Requirement:
Copy the lines holding the word "they", all of them.

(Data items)

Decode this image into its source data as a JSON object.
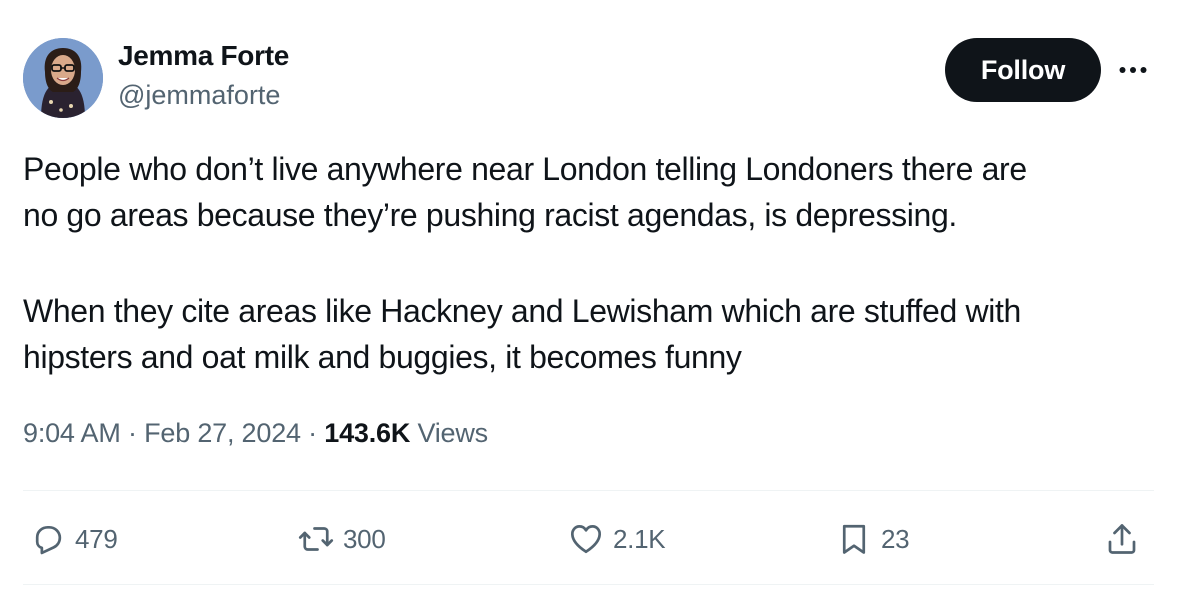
{
  "author": {
    "display_name": "Jemma Forte",
    "handle": "@jemmaforte"
  },
  "header": {
    "follow_label": "Follow",
    "more_icon": "more-horizontal-icon"
  },
  "tweet": {
    "paragraphs": [
      {
        "lines": [
          "People who don’t live anywhere near London telling Londoners there are",
          "no go areas because they’re pushing racist agendas, is depressing."
        ]
      },
      {
        "lines": [
          "When they cite areas like Hackney and Lewisham which are stuffed with",
          "hipsters and oat milk and buggies, it becomes funny"
        ]
      }
    ]
  },
  "meta": {
    "time": "9:04 AM",
    "separator": "·",
    "date": "Feb 27, 2024",
    "views_count": "143.6K",
    "views_label": "Views"
  },
  "actions": {
    "reply": {
      "icon": "reply-icon",
      "count": "479"
    },
    "retweet": {
      "icon": "retweet-icon",
      "count": "300"
    },
    "like": {
      "icon": "heart-icon",
      "count": "2.1K"
    },
    "bookmark": {
      "icon": "bookmark-icon",
      "count": "23"
    },
    "share": {
      "icon": "share-icon"
    }
  },
  "colors": {
    "text_primary": "#0f1419",
    "text_secondary": "#536471",
    "follow_bg": "#0f1419",
    "follow_text": "#ffffff",
    "divider": "#eff3f4"
  }
}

The completed task:
          "no go areas because they’re pushing racist agendas, is depressing."
          "When they cite areas like Hackney and Lewisham which are stuffed with",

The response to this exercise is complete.